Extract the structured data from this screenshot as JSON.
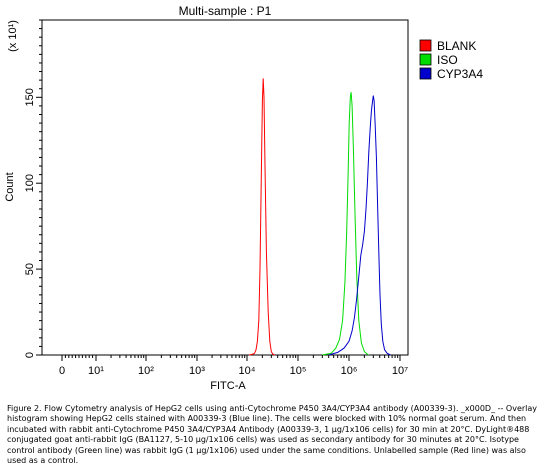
{
  "chart_data": {
    "type": "line",
    "title": "Multi-sample : P1",
    "xlabel": "FITC-A",
    "ylabel": "Count",
    "y_multiplier_label": "(x 10¹)",
    "x_scale": "log",
    "xlim": [
      0,
      10000000
    ],
    "ylim": [
      0,
      195
    ],
    "x_ticks": [
      {
        "value": 0,
        "label": "0"
      },
      {
        "value": 10,
        "label": "10¹"
      },
      {
        "value": 100,
        "label": "10²"
      },
      {
        "value": 1000,
        "label": "10³"
      },
      {
        "value": 10000,
        "label": "10⁴"
      },
      {
        "value": 100000,
        "label": "10⁵"
      },
      {
        "value": 1000000,
        "label": "10⁶"
      },
      {
        "value": 10000000,
        "label": "10⁷"
      }
    ],
    "y_ticks": [
      {
        "value": 0,
        "label": "0"
      },
      {
        "value": 50,
        "label": "50"
      },
      {
        "value": 100,
        "label": "100"
      },
      {
        "value": 150,
        "label": "150"
      }
    ],
    "legend_position": "top-right",
    "series": [
      {
        "name": "BLANK",
        "color": "#ff0000",
        "points": [
          [
            11000,
            0
          ],
          [
            13000,
            0.5
          ],
          [
            14000,
            1
          ],
          [
            15000,
            3
          ],
          [
            16000,
            8
          ],
          [
            17000,
            20
          ],
          [
            18000,
            50
          ],
          [
            19000,
            100
          ],
          [
            20000,
            148
          ],
          [
            20800,
            161
          ],
          [
            21500,
            150
          ],
          [
            22500,
            110
          ],
          [
            24000,
            60
          ],
          [
            26000,
            25
          ],
          [
            28000,
            8
          ],
          [
            30000,
            2
          ],
          [
            32000,
            0.5
          ],
          [
            35000,
            0
          ]
        ]
      },
      {
        "name": "ISO",
        "color": "#00dd00",
        "points": [
          [
            300000,
            0
          ],
          [
            450000,
            1
          ],
          [
            550000,
            4
          ],
          [
            650000,
            9
          ],
          [
            750000,
            20
          ],
          [
            830000,
            42
          ],
          [
            900000,
            72
          ],
          [
            960000,
            105
          ],
          [
            1010000,
            135
          ],
          [
            1060000,
            150
          ],
          [
            1100000,
            153
          ],
          [
            1150000,
            145
          ],
          [
            1220000,
            120
          ],
          [
            1320000,
            80
          ],
          [
            1420000,
            45
          ],
          [
            1560000,
            20
          ],
          [
            1750000,
            7
          ],
          [
            2000000,
            2
          ],
          [
            2400000,
            0
          ]
        ]
      },
      {
        "name": "CYP3A4",
        "color": "#0000cc",
        "points": [
          [
            400000,
            0
          ],
          [
            600000,
            1.5
          ],
          [
            800000,
            4
          ],
          [
            1000000,
            8
          ],
          [
            1150000,
            14
          ],
          [
            1280000,
            22
          ],
          [
            1400000,
            32
          ],
          [
            1550000,
            45
          ],
          [
            1700000,
            58
          ],
          [
            1850000,
            64
          ],
          [
            2000000,
            72
          ],
          [
            2150000,
            85
          ],
          [
            2300000,
            100
          ],
          [
            2450000,
            118
          ],
          [
            2600000,
            132
          ],
          [
            2750000,
            142
          ],
          [
            2900000,
            148
          ],
          [
            3000000,
            151
          ],
          [
            3100000,
            148
          ],
          [
            3250000,
            135
          ],
          [
            3450000,
            115
          ],
          [
            3650000,
            85
          ],
          [
            3850000,
            58
          ],
          [
            4050000,
            35
          ],
          [
            4300000,
            18
          ],
          [
            4600000,
            8
          ],
          [
            5000000,
            3
          ],
          [
            5600000,
            1
          ],
          [
            6500000,
            0
          ]
        ]
      }
    ]
  },
  "caption": "Figure 2. Flow Cytometry analysis of HepG2 cells using anti-Cytochrome P450 3A4/CYP3A4 antibody (A00339-3). _x000D_ -- Overlay histogram showing HepG2 cells stained with A00339-3 (Blue line). The cells were blocked with 10% normal goat serum. And then incubated with rabbit anti-Cytochrome P450 3A4/CYP3A4 Antibody (A00339-3, 1 μg/1x106 cells) for 30 min at 20°C. DyLight®488 conjugated goat anti-rabbit IgG (BA1127, 5-10 μg/1x106 cells) was used as secondary antibody for 30 minutes at 20°C. Isotype control antibody (Green line) was rabbit IgG (1 μg/1x106) used under the same conditions. Unlabelled sample (Red line) was also used as a control."
}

^^^^^^^^

### What the exercise asks
Pictures are to be left out; the rest of the listing should be printed exactly.

### Solved problem
Extract the structured data from this screenshot as JSON.
{
  "chart_data": {
    "type": "line",
    "title": "Multi-sample : P1",
    "xlabel": "FITC-A",
    "ylabel": "Count",
    "y_multiplier_label": "(x 10¹)",
    "x_scale": "log",
    "xlim": [
      0,
      10000000
    ],
    "ylim": [
      0,
      195
    ],
    "x_ticks": [
      {
        "value": 0,
        "label": "0"
      },
      {
        "value": 10,
        "label": "10¹"
      },
      {
        "value": 100,
        "label": "10²"
      },
      {
        "value": 1000,
        "label": "10³"
      },
      {
        "value": 10000,
        "label": "10⁴"
      },
      {
        "value": 100000,
        "label": "10⁵"
      },
      {
        "value": 1000000,
        "label": "10⁶"
      },
      {
        "value": 10000000,
        "label": "10⁷"
      }
    ],
    "y_ticks": [
      {
        "value": 0,
        "label": "0"
      },
      {
        "value": 50,
        "label": "50"
      },
      {
        "value": 100,
        "label": "100"
      },
      {
        "value": 150,
        "label": "150"
      }
    ],
    "legend_position": "top-right",
    "series": [
      {
        "name": "BLANK",
        "color": "#ff0000",
        "points": [
          [
            11000,
            0
          ],
          [
            13000,
            0.5
          ],
          [
            14000,
            1
          ],
          [
            15000,
            3
          ],
          [
            16000,
            8
          ],
          [
            17000,
            20
          ],
          [
            18000,
            50
          ],
          [
            19000,
            100
          ],
          [
            20000,
            148
          ],
          [
            20800,
            161
          ],
          [
            21500,
            150
          ],
          [
            22500,
            110
          ],
          [
            24000,
            60
          ],
          [
            26000,
            25
          ],
          [
            28000,
            8
          ],
          [
            30000,
            2
          ],
          [
            32000,
            0.5
          ],
          [
            35000,
            0
          ]
        ]
      },
      {
        "name": "ISO",
        "color": "#00dd00",
        "points": [
          [
            300000,
            0
          ],
          [
            450000,
            1
          ],
          [
            550000,
            4
          ],
          [
            650000,
            9
          ],
          [
            750000,
            20
          ],
          [
            830000,
            42
          ],
          [
            900000,
            72
          ],
          [
            960000,
            105
          ],
          [
            1010000,
            135
          ],
          [
            1060000,
            150
          ],
          [
            1100000,
            153
          ],
          [
            1150000,
            145
          ],
          [
            1220000,
            120
          ],
          [
            1320000,
            80
          ],
          [
            1420000,
            45
          ],
          [
            1560000,
            20
          ],
          [
            1750000,
            7
          ],
          [
            2000000,
            2
          ],
          [
            2400000,
            0
          ]
        ]
      },
      {
        "name": "CYP3A4",
        "color": "#0000cc",
        "points": [
          [
            400000,
            0
          ],
          [
            600000,
            1.5
          ],
          [
            800000,
            4
          ],
          [
            1000000,
            8
          ],
          [
            1150000,
            14
          ],
          [
            1280000,
            22
          ],
          [
            1400000,
            32
          ],
          [
            1550000,
            45
          ],
          [
            1700000,
            58
          ],
          [
            1850000,
            64
          ],
          [
            2000000,
            72
          ],
          [
            2150000,
            85
          ],
          [
            2300000,
            100
          ],
          [
            2450000,
            118
          ],
          [
            2600000,
            132
          ],
          [
            2750000,
            142
          ],
          [
            2900000,
            148
          ],
          [
            3000000,
            151
          ],
          [
            3100000,
            148
          ],
          [
            3250000,
            135
          ],
          [
            3450000,
            115
          ],
          [
            3650000,
            85
          ],
          [
            3850000,
            58
          ],
          [
            4050000,
            35
          ],
          [
            4300000,
            18
          ],
          [
            4600000,
            8
          ],
          [
            5000000,
            3
          ],
          [
            5600000,
            1
          ],
          [
            6500000,
            0
          ]
        ]
      }
    ]
  },
  "caption": "Figure 2. Flow Cytometry analysis of HepG2 cells using anti-Cytochrome P450 3A4/CYP3A4 antibody (A00339-3). _x000D_ -- Overlay histogram showing HepG2 cells stained with A00339-3 (Blue line). The cells were blocked with 10% normal goat serum. And then incubated with rabbit anti-Cytochrome P450 3A4/CYP3A4 Antibody (A00339-3, 1 μg/1x106 cells) for 30 min at 20°C. DyLight®488 conjugated goat anti-rabbit IgG (BA1127, 5-10 μg/1x106 cells) was used as secondary antibody for 30 minutes at 20°C. Isotype control antibody (Green line) was rabbit IgG (1 μg/1x106) used under the same conditions. Unlabelled sample (Red line) was also used as a control."
}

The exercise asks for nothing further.